TASK DIRECTIONS: Gather up all lines that carry the word "style".

** Start of RAW DATA **

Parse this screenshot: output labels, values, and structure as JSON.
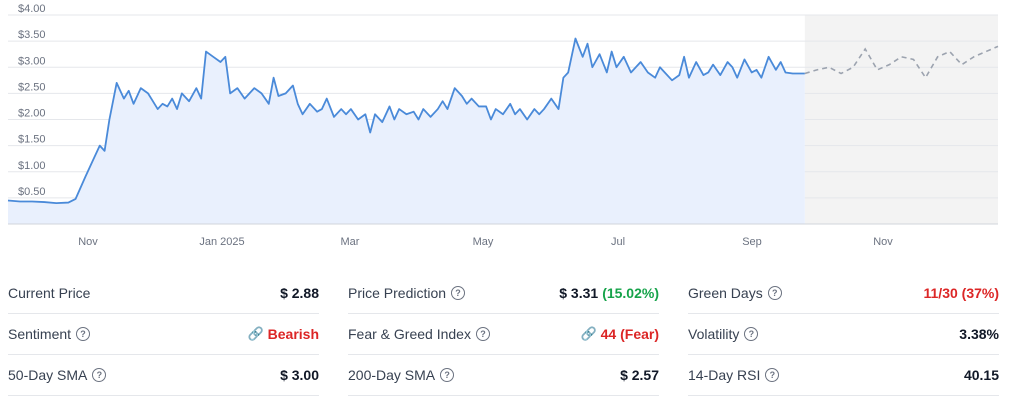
{
  "chart_data": {
    "type": "line",
    "ylim": [
      0,
      4
    ],
    "y_ticks": [
      "$0.50",
      "$1.00",
      "$1.50",
      "$2.00",
      "$2.50",
      "$3.00",
      "$3.50",
      "$4.00"
    ],
    "y_tick_values": [
      0.5,
      1.0,
      1.5,
      2.0,
      2.5,
      3.0,
      3.5,
      4.0
    ],
    "x_ticks": [
      "Nov",
      "Jan 2025",
      "Mar",
      "May",
      "Jul",
      "Sep",
      "Nov"
    ],
    "grid": true,
    "series": [
      {
        "style": "solid-area",
        "color": "#4a8ad9",
        "x": [
          0,
          5,
          10,
          15,
          20,
          25,
          28,
          32,
          35,
          38,
          40,
          42,
          45,
          48,
          50,
          52,
          55,
          58,
          60,
          62,
          64,
          66,
          68,
          70,
          72,
          75,
          78,
          80,
          82,
          85,
          88,
          90,
          92,
          95,
          98,
          100,
          102,
          105,
          108,
          110,
          112,
          115,
          118,
          120,
          122,
          125,
          128,
          130,
          132,
          135,
          138,
          140,
          142,
          145,
          148,
          150,
          152,
          155,
          158,
          160,
          162,
          165,
          168,
          170,
          172,
          175,
          178,
          180,
          182,
          185,
          188,
          190,
          192,
          195,
          198,
          200,
          202,
          205,
          208,
          210,
          212,
          215,
          218,
          220,
          222,
          225,
          228,
          230,
          232,
          235,
          238,
          240,
          242,
          245,
          248,
          250,
          252,
          255,
          258,
          260,
          262,
          265,
          268,
          270,
          272,
          275,
          278,
          280,
          282,
          285,
          288,
          290,
          292,
          295,
          298,
          300,
          302,
          305,
          308,
          310,
          312,
          315,
          318,
          320,
          322,
          325,
          330
        ],
        "values": [
          0.45,
          0.43,
          0.43,
          0.42,
          0.4,
          0.41,
          0.48,
          0.9,
          1.2,
          1.5,
          1.4,
          2.0,
          2.7,
          2.4,
          2.55,
          2.3,
          2.6,
          2.5,
          2.35,
          2.2,
          2.3,
          2.25,
          2.4,
          2.2,
          2.5,
          2.35,
          2.6,
          2.4,
          3.3,
          3.2,
          3.1,
          3.2,
          2.5,
          2.6,
          2.4,
          2.5,
          2.6,
          2.5,
          2.3,
          2.8,
          2.45,
          2.5,
          2.65,
          2.3,
          2.1,
          2.3,
          2.15,
          2.2,
          2.4,
          2.05,
          2.2,
          2.1,
          2.2,
          2.0,
          2.1,
          1.75,
          2.1,
          1.95,
          2.25,
          2.0,
          2.2,
          2.1,
          2.15,
          2.0,
          2.2,
          2.05,
          2.2,
          2.35,
          2.2,
          2.6,
          2.45,
          2.3,
          2.4,
          2.25,
          2.25,
          2.0,
          2.2,
          2.1,
          2.3,
          2.1,
          2.2,
          2.0,
          2.2,
          2.1,
          2.2,
          2.4,
          2.2,
          2.8,
          2.9,
          3.55,
          3.2,
          3.45,
          3.0,
          3.25,
          2.9,
          3.3,
          3.0,
          3.2,
          2.9,
          3.0,
          3.1,
          2.9,
          2.8,
          3.0,
          2.9,
          2.75,
          2.85,
          3.2,
          2.8,
          3.1,
          2.85,
          2.9,
          3.05,
          2.85,
          3.1,
          3.0,
          2.8,
          3.15,
          2.9,
          2.95,
          2.8,
          3.2,
          2.95,
          3.1,
          2.9,
          2.88,
          2.88
        ]
      },
      {
        "style": "dashed-forecast",
        "color": "#9ca3af",
        "x": [
          330,
          335,
          340,
          345,
          350,
          355,
          360,
          365,
          370,
          375,
          380,
          385,
          390,
          395,
          400,
          405,
          410
        ],
        "values": [
          2.88,
          2.95,
          3.0,
          2.88,
          3.0,
          3.35,
          2.95,
          3.05,
          3.2,
          3.15,
          2.8,
          3.2,
          3.3,
          3.05,
          3.2,
          3.3,
          3.4
        ]
      }
    ]
  },
  "colors": {
    "line": "#4a8ad9",
    "area": "#e9f0fd",
    "forecast_line": "#9ca3af",
    "forecast_area": "#f3f3f3",
    "red": "#dc2626",
    "green": "#16a34a"
  },
  "stats": {
    "col1": [
      {
        "label": "Current Price",
        "value": "$ 2.88",
        "help": true
      },
      {
        "label": "Sentiment",
        "value": "Bearish",
        "help": true,
        "link_icon": true,
        "value_color": "red"
      },
      {
        "label": "50-Day SMA",
        "value": "$ 3.00",
        "help": true
      }
    ],
    "col2": [
      {
        "label": "Price Prediction",
        "value": "$ 3.31",
        "value_extra": "(15.02%)",
        "help": true
      },
      {
        "label": "Fear & Greed Index",
        "value": "44 (Fear)",
        "help": true,
        "link_icon": true
      },
      {
        "label": "200-Day SMA",
        "value": "$ 2.57",
        "help": true
      }
    ],
    "col3": [
      {
        "label": "Green Days",
        "value": "11/30 (37%)",
        "help": true
      },
      {
        "label": "Volatility",
        "value": "3.38%",
        "help": true
      },
      {
        "label": "14-Day RSI",
        "value": "40.15",
        "help": true
      }
    ]
  },
  "icons": {
    "help": "question-circle-icon",
    "link": "link-icon"
  }
}
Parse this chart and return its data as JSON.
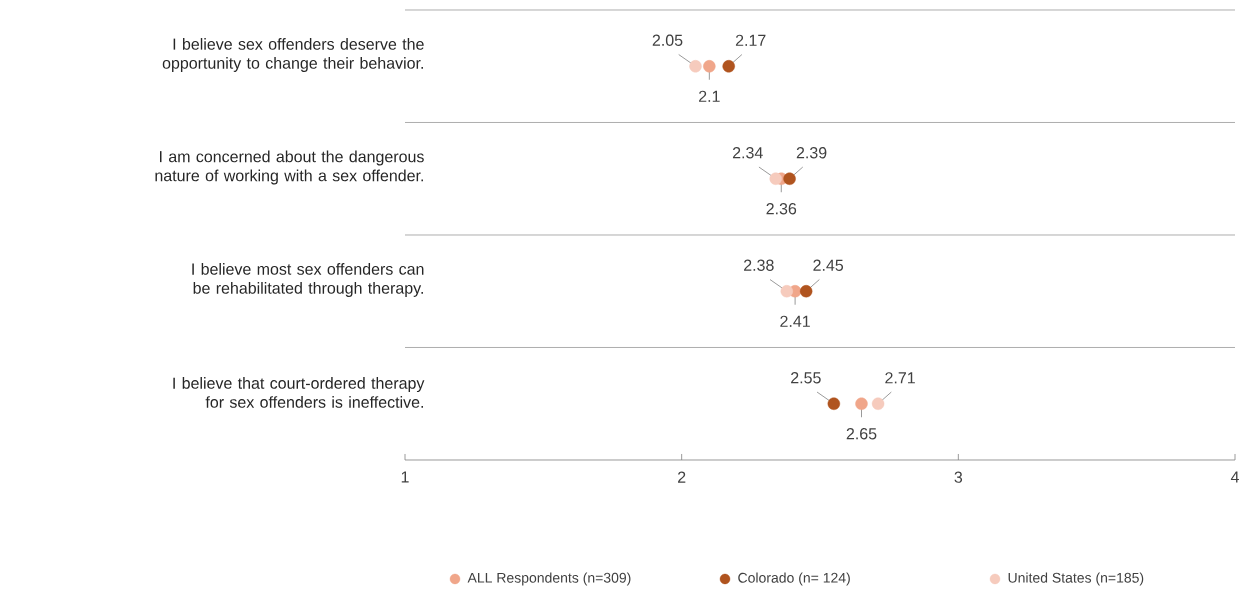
{
  "chart_data": {
    "type": "scatter",
    "orientation": "horizontal",
    "categories": [
      "I believe sex offenders deserve the opportunity to change their behavior.",
      "I am concerned about the dangerous nature of working with a sex offender.",
      "I believe most sex offenders can be rehabilitated through therapy.",
      "I believe that court-ordered therapy for sex offenders is ineffective."
    ],
    "series": [
      {
        "name": "ALL Respondents (n=309)",
        "color": "#f0a68a",
        "values": [
          2.1,
          2.36,
          2.41,
          2.65
        ]
      },
      {
        "name": "Colorado (n= 124)",
        "color": "#b0541f",
        "values": [
          2.17,
          2.39,
          2.45,
          2.55
        ]
      },
      {
        "name": "United States (n=185)",
        "color": "#f6cbbd",
        "values": [
          2.05,
          2.34,
          2.38,
          2.71
        ]
      }
    ],
    "xlim": [
      1,
      4
    ],
    "xticks": [
      1,
      2,
      3,
      4
    ],
    "grid": "y",
    "legend": "bottom",
    "marker": "circle",
    "data_labels": true
  }
}
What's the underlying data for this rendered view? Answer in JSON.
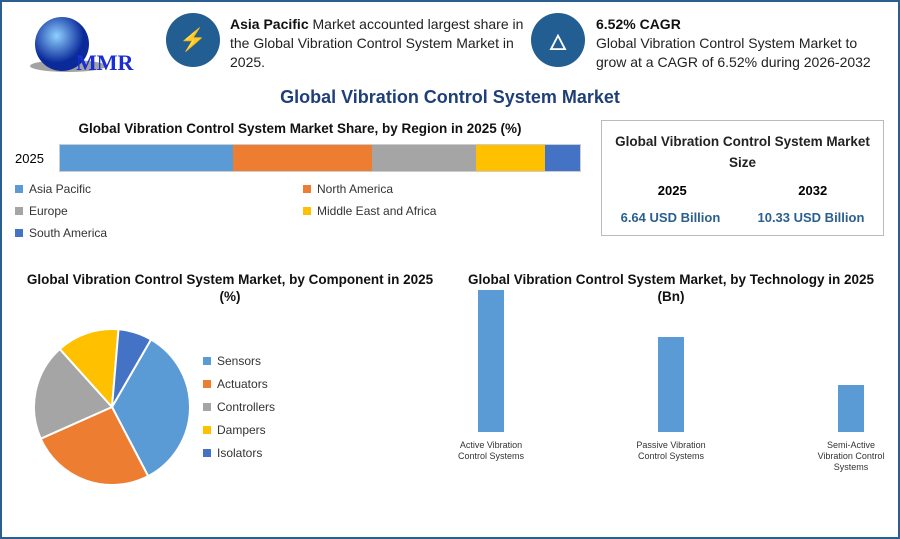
{
  "logo": {
    "text": "MMR"
  },
  "highlights": [
    {
      "icon": "lightning-icon",
      "bold": "Asia Pacific",
      "text": " Market accounted largest share in the Global Vibration Control System Market in 2025."
    },
    {
      "icon": "flame-icon",
      "bold": "6.52% CAGR",
      "text": "Global Vibration Control System Market to grow at a CAGR of 6.52% during 2026-2032"
    }
  ],
  "title": "Global Vibration Control System Market",
  "size_box": {
    "title": "Global Vibration Control System Market Size",
    "years": [
      "2025",
      "2032"
    ],
    "values": [
      "6.64 USD Billion",
      "10.33 USD Billion"
    ]
  },
  "colors": [
    "#5b9bd5",
    "#ed7d31",
    "#a5a5a5",
    "#ffc000",
    "#4472c4"
  ],
  "chart_data": [
    {
      "type": "bar",
      "orientation": "horizontal-stacked",
      "title": "Global Vibration Control System Market Share, by Region in 2025 (%)",
      "categories": [
        "2025"
      ],
      "series": [
        {
          "name": "Asia Pacific",
          "values": [
            33.3
          ]
        },
        {
          "name": "North America",
          "values": [
            26.6
          ]
        },
        {
          "name": "Europe",
          "values": [
            20.1
          ]
        },
        {
          "name": "Middle East and Africa",
          "values": [
            13.2
          ]
        },
        {
          "name": "South America",
          "values": [
            6.7
          ]
        }
      ],
      "legend": "bottom"
    },
    {
      "type": "pie",
      "title": "Global Vibration Control System Market, by Component in 2025 (%)",
      "labels": [
        "Sensors",
        "Actuators",
        "Controllers",
        "Dampers",
        "Isolators"
      ],
      "values": [
        34,
        26,
        20,
        13,
        7
      ],
      "legend": "right"
    },
    {
      "type": "bar",
      "title": "Global Vibration Control System Market, by Technology in 2025 (Bn)",
      "categories": [
        "Active Vibration Control Systems",
        "Passive Vibration Control Systems",
        "Semi-Active Vibration Control Systems"
      ],
      "values": [
        3,
        2,
        1
      ]
    }
  ]
}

** End of RAW DATA **

OUTPUT FOR THIS TASK:
        "style": "solid-area",
        "style": "dashed-forecast",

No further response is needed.